TASK STATEMENT
Read the records and write them out again exactly.

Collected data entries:
_____
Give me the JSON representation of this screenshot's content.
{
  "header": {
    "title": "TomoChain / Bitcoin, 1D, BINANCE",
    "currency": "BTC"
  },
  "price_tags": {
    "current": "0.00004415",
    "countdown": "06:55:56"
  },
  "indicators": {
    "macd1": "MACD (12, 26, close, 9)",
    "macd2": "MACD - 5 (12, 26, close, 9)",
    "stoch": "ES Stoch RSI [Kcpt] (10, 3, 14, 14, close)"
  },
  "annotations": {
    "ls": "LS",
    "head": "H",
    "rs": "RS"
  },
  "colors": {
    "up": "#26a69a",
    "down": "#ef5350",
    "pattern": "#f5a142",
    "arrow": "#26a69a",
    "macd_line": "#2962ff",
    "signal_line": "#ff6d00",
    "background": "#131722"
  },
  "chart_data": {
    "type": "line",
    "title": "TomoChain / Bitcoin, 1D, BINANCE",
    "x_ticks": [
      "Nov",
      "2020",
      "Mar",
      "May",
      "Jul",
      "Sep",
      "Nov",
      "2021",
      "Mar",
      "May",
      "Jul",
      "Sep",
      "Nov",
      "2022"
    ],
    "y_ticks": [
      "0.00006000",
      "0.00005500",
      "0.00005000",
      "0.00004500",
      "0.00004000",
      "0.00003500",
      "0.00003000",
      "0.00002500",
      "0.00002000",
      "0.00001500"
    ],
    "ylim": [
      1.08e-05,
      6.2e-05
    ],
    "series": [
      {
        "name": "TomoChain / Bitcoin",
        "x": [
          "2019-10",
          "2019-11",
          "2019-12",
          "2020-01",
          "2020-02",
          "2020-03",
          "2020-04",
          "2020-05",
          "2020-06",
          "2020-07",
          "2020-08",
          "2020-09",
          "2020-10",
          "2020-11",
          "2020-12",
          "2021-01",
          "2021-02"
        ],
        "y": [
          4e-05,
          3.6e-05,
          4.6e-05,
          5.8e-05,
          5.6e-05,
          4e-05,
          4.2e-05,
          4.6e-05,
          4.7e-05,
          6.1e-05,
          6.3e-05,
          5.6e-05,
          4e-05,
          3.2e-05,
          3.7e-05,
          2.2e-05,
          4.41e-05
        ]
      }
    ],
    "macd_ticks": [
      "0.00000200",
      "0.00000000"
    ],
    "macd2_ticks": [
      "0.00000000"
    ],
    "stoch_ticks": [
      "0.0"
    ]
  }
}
_____
FINISHED TASK
Give me the JSON representation of this screenshot's content.
{
  "header": {
    "title": "TomoChain / Bitcoin, 1D, BINANCE",
    "currency": "BTC"
  },
  "price_tags": {
    "current": "0.00004415",
    "countdown": "06:55:56"
  },
  "indicators": {
    "macd1": "MACD (12, 26, close, 9)",
    "macd2": "MACD - 5 (12, 26, close, 9)",
    "stoch": "ES Stoch RSI [Kcpt] (10, 3, 14, 14, close)"
  },
  "annotations": {
    "ls": "LS",
    "head": "H",
    "rs": "RS"
  },
  "colors": {
    "up": "#26a69a",
    "down": "#ef5350",
    "pattern": "#f5a142",
    "arrow": "#26a69a",
    "macd_line": "#2962ff",
    "signal_line": "#ff6d00",
    "background": "#131722"
  },
  "chart_data": {
    "type": "line",
    "title": "TomoChain / Bitcoin, 1D, BINANCE",
    "x_ticks": [
      "Nov",
      "2020",
      "Mar",
      "May",
      "Jul",
      "Sep",
      "Nov",
      "2021",
      "Mar",
      "May",
      "Jul",
      "Sep",
      "Nov",
      "2022"
    ],
    "y_ticks": [
      "0.00006000",
      "0.00005500",
      "0.00005000",
      "0.00004500",
      "0.00004000",
      "0.00003500",
      "0.00003000",
      "0.00002500",
      "0.00002000",
      "0.00001500"
    ],
    "ylim": [
      1.08e-05,
      6.2e-05
    ],
    "series": [
      {
        "name": "TomoChain / Bitcoin",
        "x": [
          "2019-10",
          "2019-11",
          "2019-12",
          "2020-01",
          "2020-02",
          "2020-03",
          "2020-04",
          "2020-05",
          "2020-06",
          "2020-07",
          "2020-08",
          "2020-09",
          "2020-10",
          "2020-11",
          "2020-12",
          "2021-01",
          "2021-02"
        ],
        "y": [
          4e-05,
          3.6e-05,
          4.6e-05,
          5.8e-05,
          5.6e-05,
          4e-05,
          4.2e-05,
          4.6e-05,
          4.7e-05,
          6.1e-05,
          6.3e-05,
          5.6e-05,
          4e-05,
          3.2e-05,
          3.7e-05,
          2.2e-05,
          4.41e-05
        ]
      }
    ],
    "macd_ticks": [
      "0.00000200",
      "0.00000000"
    ],
    "macd2_ticks": [
      "0.00000000"
    ],
    "stoch_ticks": [
      "0.0"
    ]
  }
}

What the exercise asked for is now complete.